» SET TASK: Can you pull out each line of the data below that includes the word "style"?

» RECORD LIST:
▽

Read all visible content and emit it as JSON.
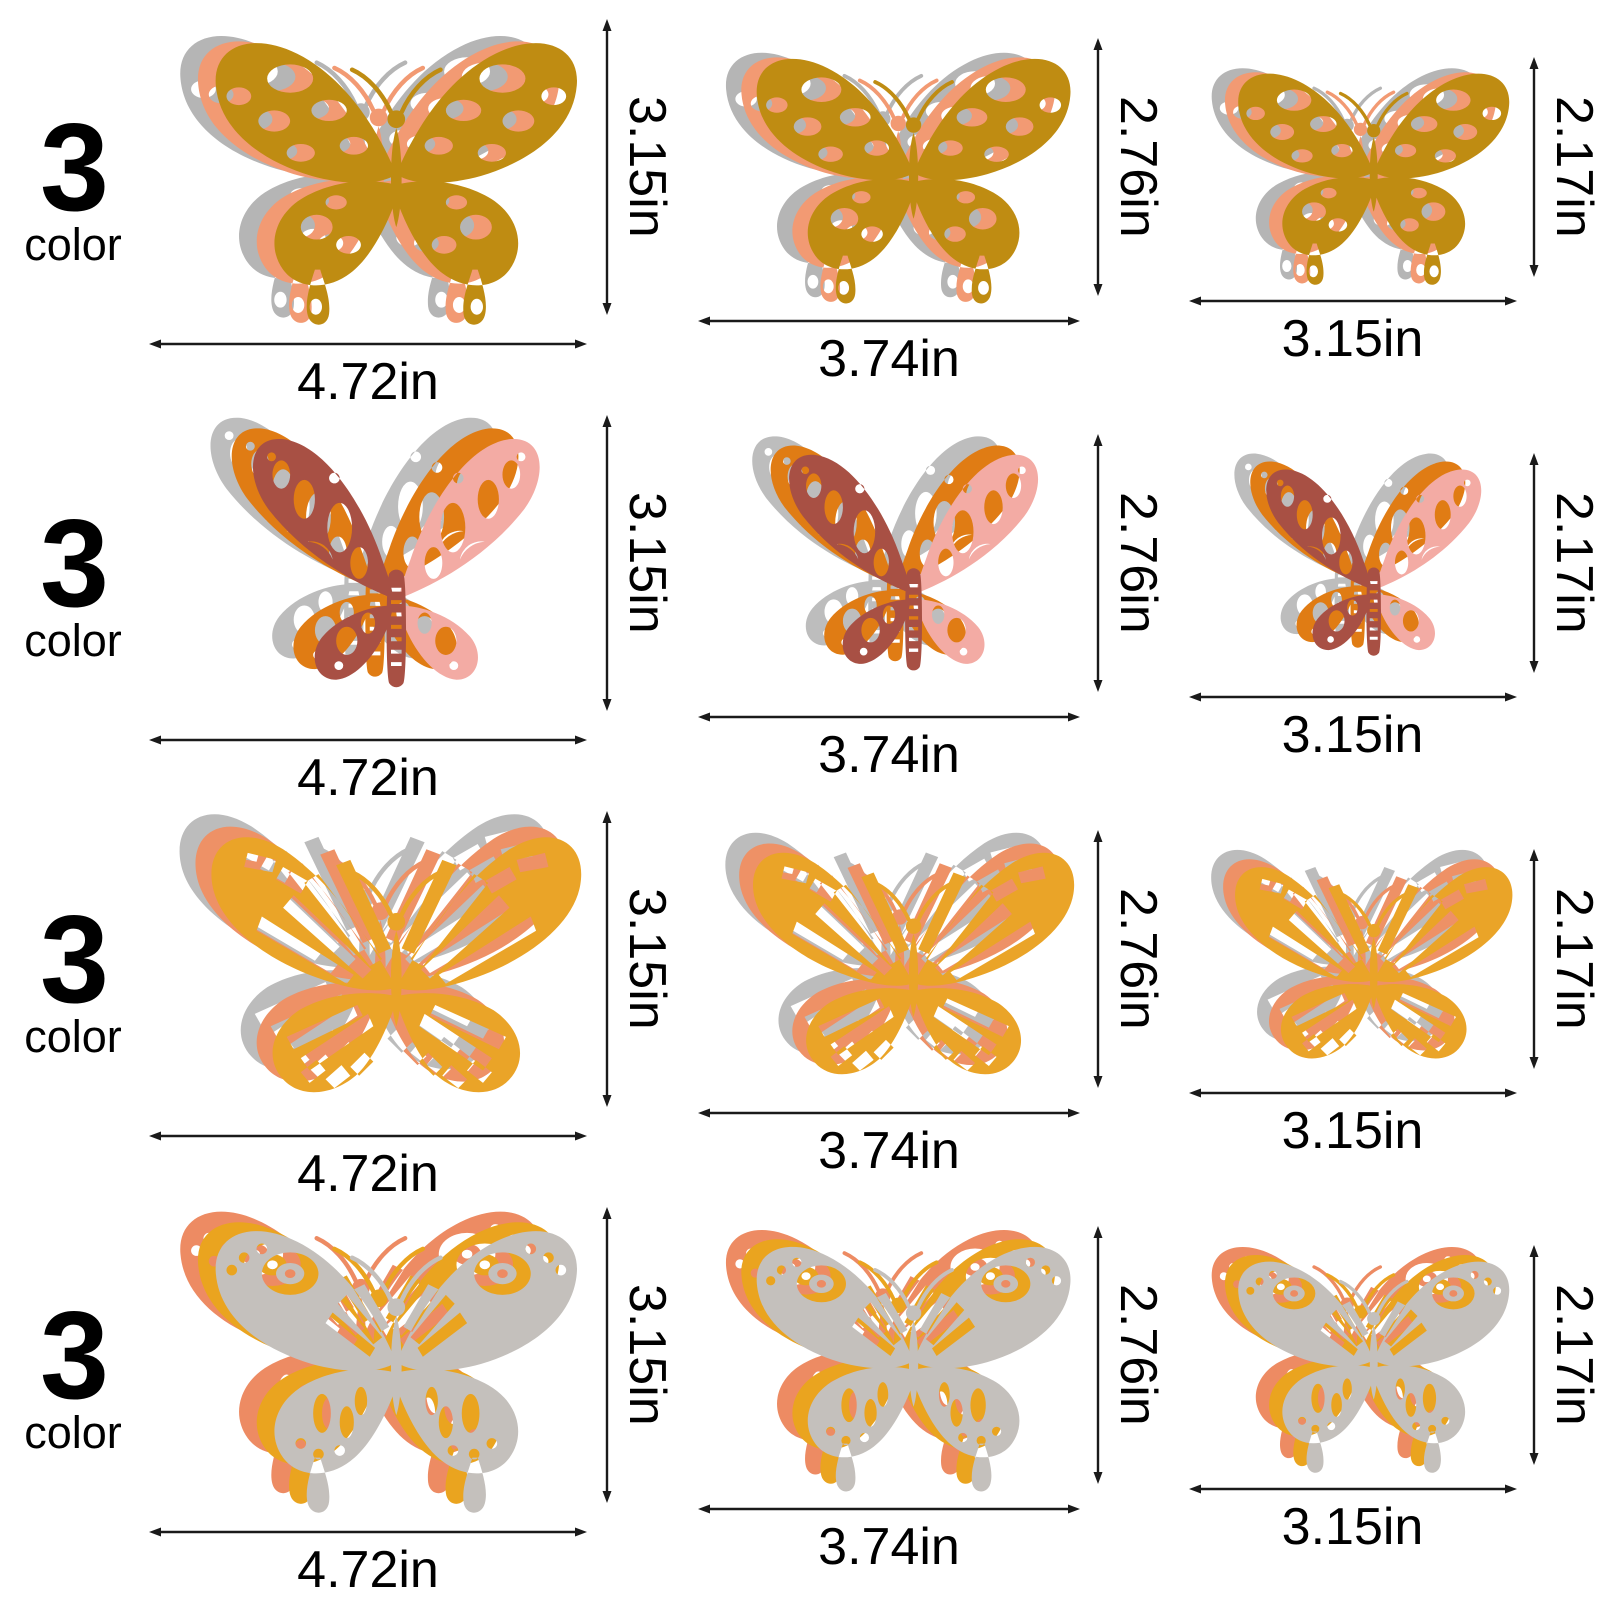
{
  "background": "#ffffff",
  "dimension_line_color": "#1a1a1a",
  "text_color": "#000000",
  "rows": [
    {
      "label_number": "3",
      "label_text": "color",
      "style": "classic",
      "layers": [
        {
          "name": "silver",
          "color": "#b5b5b5"
        },
        {
          "name": "coral",
          "color": "#f29a73"
        },
        {
          "name": "gold",
          "color": "#bf8c12"
        }
      ],
      "sizes": [
        {
          "width_label": "4.72in",
          "height_label": "3.15in"
        },
        {
          "width_label": "3.74in",
          "height_label": "2.76in"
        },
        {
          "width_label": "3.15in",
          "height_label": "2.17in"
        }
      ]
    },
    {
      "label_number": "3",
      "label_text": "color",
      "style": "filigree",
      "layers": [
        {
          "name": "silver",
          "color": "#bdbdbd"
        },
        {
          "name": "orange",
          "color": "#e07c14"
        },
        {
          "name": "maroon-pink-two-tone",
          "color": "#a85044",
          "wing_left": "#a85044",
          "wing_right": "#f3aba4",
          "body": "#a85044"
        }
      ],
      "sizes": [
        {
          "width_label": "4.72in",
          "height_label": "3.15in"
        },
        {
          "width_label": "3.74in",
          "height_label": "2.76in"
        },
        {
          "width_label": "3.15in",
          "height_label": "2.17in"
        }
      ]
    },
    {
      "label_number": "3",
      "label_text": "color",
      "style": "striped",
      "layers": [
        {
          "name": "silver",
          "color": "#bcbcbc"
        },
        {
          "name": "salmon",
          "color": "#ee9166"
        },
        {
          "name": "golden",
          "color": "#eaa428"
        }
      ],
      "sizes": [
        {
          "width_label": "4.72in",
          "height_label": "3.15in"
        },
        {
          "width_label": "3.74in",
          "height_label": "2.76in"
        },
        {
          "width_label": "3.15in",
          "height_label": "2.17in"
        }
      ]
    },
    {
      "label_number": "3",
      "label_text": "color",
      "style": "rose",
      "layers": [
        {
          "name": "coral",
          "color": "#ed8b63"
        },
        {
          "name": "golden",
          "color": "#eaa41f"
        },
        {
          "name": "silver",
          "color": "#c4c0bc"
        }
      ],
      "sizes": [
        {
          "width_label": "4.72in",
          "height_label": "3.15in"
        },
        {
          "width_label": "3.74in",
          "height_label": "2.76in"
        },
        {
          "width_label": "3.15in",
          "height_label": "2.17in"
        }
      ]
    }
  ]
}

△

» ANSWER:
      "style": "classic",
      "style": "filigree",
      "style": "striped",
      "style": "rose",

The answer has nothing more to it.